Please print every record below exactly as it appears.

═══ Extracted records

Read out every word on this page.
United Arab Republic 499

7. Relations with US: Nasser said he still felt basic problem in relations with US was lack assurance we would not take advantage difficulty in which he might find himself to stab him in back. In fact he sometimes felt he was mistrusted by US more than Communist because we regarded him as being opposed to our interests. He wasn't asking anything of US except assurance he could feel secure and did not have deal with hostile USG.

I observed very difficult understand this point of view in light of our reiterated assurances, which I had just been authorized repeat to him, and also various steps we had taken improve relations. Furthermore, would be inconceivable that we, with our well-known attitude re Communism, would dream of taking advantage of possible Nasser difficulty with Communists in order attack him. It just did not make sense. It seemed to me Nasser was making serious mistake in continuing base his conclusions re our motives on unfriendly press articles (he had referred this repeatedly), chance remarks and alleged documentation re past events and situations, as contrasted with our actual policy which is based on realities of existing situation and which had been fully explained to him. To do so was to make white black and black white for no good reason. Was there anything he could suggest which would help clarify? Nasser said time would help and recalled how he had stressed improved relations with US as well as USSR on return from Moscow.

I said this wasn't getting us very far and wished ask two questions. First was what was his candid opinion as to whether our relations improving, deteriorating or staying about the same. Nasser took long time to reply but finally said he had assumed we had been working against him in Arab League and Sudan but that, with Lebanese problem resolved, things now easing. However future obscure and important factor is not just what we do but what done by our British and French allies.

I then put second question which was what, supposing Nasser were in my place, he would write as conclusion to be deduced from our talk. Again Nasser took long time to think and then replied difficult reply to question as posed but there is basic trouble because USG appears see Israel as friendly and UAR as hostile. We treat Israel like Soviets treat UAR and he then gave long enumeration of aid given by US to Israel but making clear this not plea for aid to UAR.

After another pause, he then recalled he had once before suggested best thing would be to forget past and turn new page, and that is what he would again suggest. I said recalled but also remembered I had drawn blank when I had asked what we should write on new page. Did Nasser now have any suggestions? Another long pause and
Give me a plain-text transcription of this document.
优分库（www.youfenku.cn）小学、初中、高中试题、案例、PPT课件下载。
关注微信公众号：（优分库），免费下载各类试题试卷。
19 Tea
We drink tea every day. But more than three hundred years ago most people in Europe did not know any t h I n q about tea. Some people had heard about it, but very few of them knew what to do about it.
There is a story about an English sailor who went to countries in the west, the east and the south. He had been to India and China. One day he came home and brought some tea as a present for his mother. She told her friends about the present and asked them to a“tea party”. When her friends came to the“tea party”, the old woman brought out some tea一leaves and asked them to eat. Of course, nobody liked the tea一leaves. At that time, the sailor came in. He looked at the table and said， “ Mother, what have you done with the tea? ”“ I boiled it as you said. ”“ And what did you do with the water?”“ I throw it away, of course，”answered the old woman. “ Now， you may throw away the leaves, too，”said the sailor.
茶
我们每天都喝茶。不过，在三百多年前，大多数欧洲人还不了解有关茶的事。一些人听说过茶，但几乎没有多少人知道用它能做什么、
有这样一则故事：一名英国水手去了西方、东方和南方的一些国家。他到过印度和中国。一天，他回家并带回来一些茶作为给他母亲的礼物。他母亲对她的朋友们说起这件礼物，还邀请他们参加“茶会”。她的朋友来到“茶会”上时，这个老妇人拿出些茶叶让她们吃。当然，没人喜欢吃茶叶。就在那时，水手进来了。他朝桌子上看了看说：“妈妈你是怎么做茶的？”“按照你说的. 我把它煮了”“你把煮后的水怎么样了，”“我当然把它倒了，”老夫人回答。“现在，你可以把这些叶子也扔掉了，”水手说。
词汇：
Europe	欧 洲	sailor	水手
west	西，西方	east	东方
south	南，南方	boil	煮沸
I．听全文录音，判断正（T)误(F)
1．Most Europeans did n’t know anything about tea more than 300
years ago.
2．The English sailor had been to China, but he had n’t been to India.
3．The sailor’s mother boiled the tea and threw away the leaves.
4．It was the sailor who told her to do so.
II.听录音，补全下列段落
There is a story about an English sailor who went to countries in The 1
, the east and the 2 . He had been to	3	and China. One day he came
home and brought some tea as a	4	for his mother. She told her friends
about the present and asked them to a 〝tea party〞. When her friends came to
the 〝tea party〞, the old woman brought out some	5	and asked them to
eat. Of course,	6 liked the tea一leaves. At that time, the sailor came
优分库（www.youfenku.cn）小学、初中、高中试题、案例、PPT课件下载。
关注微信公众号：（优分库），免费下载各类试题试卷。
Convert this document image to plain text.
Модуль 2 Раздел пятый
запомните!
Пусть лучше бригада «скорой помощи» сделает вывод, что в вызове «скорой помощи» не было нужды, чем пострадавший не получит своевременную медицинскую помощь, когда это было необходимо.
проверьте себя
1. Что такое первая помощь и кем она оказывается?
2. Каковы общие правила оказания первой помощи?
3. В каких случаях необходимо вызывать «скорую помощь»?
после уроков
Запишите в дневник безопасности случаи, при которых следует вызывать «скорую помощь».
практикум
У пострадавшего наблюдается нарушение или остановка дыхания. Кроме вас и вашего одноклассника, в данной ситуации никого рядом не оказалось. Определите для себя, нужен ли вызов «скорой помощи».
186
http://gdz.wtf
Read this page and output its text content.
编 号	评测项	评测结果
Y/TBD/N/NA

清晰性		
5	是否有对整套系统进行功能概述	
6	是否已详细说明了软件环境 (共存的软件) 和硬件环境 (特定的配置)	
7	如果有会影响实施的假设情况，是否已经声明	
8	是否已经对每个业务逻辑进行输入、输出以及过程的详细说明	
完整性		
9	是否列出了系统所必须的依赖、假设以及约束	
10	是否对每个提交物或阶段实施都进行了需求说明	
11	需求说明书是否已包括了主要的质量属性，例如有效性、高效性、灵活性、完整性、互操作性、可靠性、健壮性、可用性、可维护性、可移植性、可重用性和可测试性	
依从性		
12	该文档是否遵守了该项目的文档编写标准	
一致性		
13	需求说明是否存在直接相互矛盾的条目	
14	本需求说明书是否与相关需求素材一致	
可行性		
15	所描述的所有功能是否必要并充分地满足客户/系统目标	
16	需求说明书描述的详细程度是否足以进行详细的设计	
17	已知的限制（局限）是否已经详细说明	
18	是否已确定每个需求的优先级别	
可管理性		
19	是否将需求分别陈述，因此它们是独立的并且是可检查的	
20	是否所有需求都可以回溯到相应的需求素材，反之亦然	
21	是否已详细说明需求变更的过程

══════

Final answer:
Read out every word on this page.
United Arab Republic 499

7. Relations with US: Nasser said he still felt basic problem in relations with US was lack assurance we would not take advantage difficulty in which he might find himself to stab him in back. In fact he sometimes felt he was mistrusted by US more than Communist because we regarded him as being opposed to our interests. He wasn't asking anything of US except assurance he could feel secure and did not have deal with hostile USG.

I observed very difficult understand this point of view in light of our reiterated assurances, which I had just been authorized repeat to him, and also various steps we had taken improve relations. Furthermore, would be inconceivable that we, with our well-known attitude re Communism, would dream of taking advantage of possible Nasser difficulty with Communists in order attack him. It just did not make sense. It seemed to me Nasser was making serious mistake in continuing base his conclusions re our motives on unfriendly press articles (he had referred this repeatedly), chance remarks and alleged documentation re past events and situations, as contrasted with our actual policy which is based on realities of existing situation and which had been fully explained to him. To do so was to make white black and black white for no good reason. Was there anything he could suggest which would help clarify? Nasser said time would help and recalled how he had stressed improved relations with US as well as USSR on return from Moscow.

I said this wasn't getting us very far and wished ask two questions. First was what was his candid opinion as to whether our relations improving, deteriorating or staying about the same. Nasser took long time to reply but finally said he had assumed we had been working against him in Arab League and Sudan but that, with Lebanese problem resolved, things now easing. However future obscure and important factor is not just what we do but what done by our British and French allies.

I then put second question which was what, supposing Nasser were in my place, he would write as conclusion to be deduced from our talk. Again Nasser took long time to think and then replied difficult reply to question as posed but there is basic trouble because USG appears see Israel as friendly and UAR as hostile. We treat Israel like Soviets treat UAR and he then gave long enumeration of aid given by US to Israel but making clear this not plea for aid to UAR.

After another pause, he then recalled he had once before suggested best thing would be to forget past and turn new page, and that is what he would again suggest. I said recalled but also remembered I had drawn blank when I had asked what we should write on new page. Did Nasser now have any suggestions? Another long pause and
Give me a plain-text transcription of this document.
优分库（www.youfenku.cn）小学、初中、高中试题、案例、PPT课件下载。
关注微信公众号：（优分库），免费下载各类试题试卷。
19 Tea
We drink tea every day. But more than three hundred years ago most people in Europe did not know any t h I n q about tea. Some people had heard about it, but very few of them knew what to do about it.
There is a story about an English sailor who went to countries in the west, the east and the south. He had been to India and China. One day he came home and brought some tea as a present for his mother. She told her friends about the present and asked them to a“tea party”. When her friends came to the“tea party”, the old woman brought out some tea一leaves and asked them to eat. Of course, nobody liked the tea一leaves. At that time, the sailor came in. He looked at the table and said， “ Mother, what have you done with the tea? ”“ I boiled it as you said. ”“ And what did you do with the water?”“ I throw it away, of course，”answered the old woman. “ Now， you may throw away the leaves, too，”said the sailor.
茶
我们每天都喝茶。不过，在三百多年前，大多数欧洲人还不了解有关茶的事。一些人听说过茶，但几乎没有多少人知道用它能做什么、
有这样一则故事：一名英国水手去了西方、东方和南方的一些国家。他到过印度和中国。一天，他回家并带回来一些茶作为给他母亲的礼物。他母亲对她的朋友们说起这件礼物，还邀请他们参加“茶会”。她的朋友来到“茶会”上时，这个老妇人拿出些茶叶让她们吃。当然，没人喜欢吃茶叶。就在那时，水手进来了。他朝桌子上看了看说：“妈妈你是怎么做茶的？”“按照你说的. 我把它煮了”“你把煮后的水怎么样了，”“我当然把它倒了，”老夫人回答。“现在，你可以把这些叶子也扔掉了，”水手说。
词汇：
Europe	欧 洲	sailor	水手
west	西，西方	east	东方
south	南，南方	boil	煮沸
I．听全文录音，判断正（T)误(F)
1．Most Europeans did n’t know anything about tea more than 300
years ago.
2．The English sailor had been to China, but he had n’t been to India.
3．The sailor’s mother boiled the tea and threw away the leaves.
4．It was the sailor who told her to do so.
II.听录音，补全下列段落
There is a story about an English sailor who went to countries in The 1
, the east and the 2 . He had been to	3	and China. One day he came
home and brought some tea as a	4	for his mother. She told her friends
about the present and asked them to a 〝tea party〞. When her friends came to
the 〝tea party〞, the old woman brought out some	5	and asked them to
eat. Of course,	6 liked the tea一leaves. At that time, the sailor came
优分库（www.youfenku.cn）小学、初中、高中试题、案例、PPT课件下载。
关注微信公众号：（优分库），免费下载各类试题试卷。
Convert this document image to plain text.
Модуль 2 Раздел пятый
запомните!
Пусть лучше бригада «скорой помощи» сделает вывод, что в вызове «скорой помощи» не было нужды, чем пострадавший не получит своевременную медицинскую помощь, когда это было необходимо.
проверьте себя
1. Что такое первая помощь и кем она оказывается?
2. Каковы общие правила оказания первой помощи?
3. В каких случаях необходимо вызывать «скорую помощь»?
после уроков
Запишите в дневник безопасности случаи, при которых следует вызывать «скорую помощь».
практикум
У пострадавшего наблюдается нарушение или остановка дыхания. Кроме вас и вашего одноклассника, в данной ситуации никого рядом не оказалось. Определите для себя, нужен ли вызов «скорой помощи».
186
http://gdz.wtf
Read this page and output its text content.
编 号	评测项	评测结果
Y/TBD/N/NA

清晰性		
5	是否有对整套系统进行功能概述	
6	是否已详细说明了软件环境 (共存的软件) 和硬件环境 (特定的配置)	
7	如果有会影响实施的假设情况，是否已经声明	
8	是否已经对每个业务逻辑进行输入、输出以及过程的详细说明	
完整性		
9	是否列出了系统所必须的依赖、假设以及约束	
10	是否对每个提交物或阶段实施都进行了需求说明	
11	需求说明书是否已包括了主要的质量属性，例如有效性、高效性、灵活性、完整性、互操作性、可靠性、健壮性、可用性、可维护性、可移植性、可重用性和可测试性	
依从性		
12	该文档是否遵守了该项目的文档编写标准	
一致性		
13	需求说明是否存在直接相互矛盾的条目	
14	本需求说明书是否与相关需求素材一致	
可行性		
15	所描述的所有功能是否必要并充分地满足客户/系统目标	
16	需求说明书描述的详细程度是否足以进行详细的设计	
17	已知的限制（局限）是否已经详细说明	
18	是否已确定每个需求的优先级别	
可管理性		
19	是否将需求分别陈述，因此它们是独立的并且是可检查的	
20	是否所有需求都可以回溯到相应的需求素材，反之亦然	
21	是否已详细说明需求变更的过程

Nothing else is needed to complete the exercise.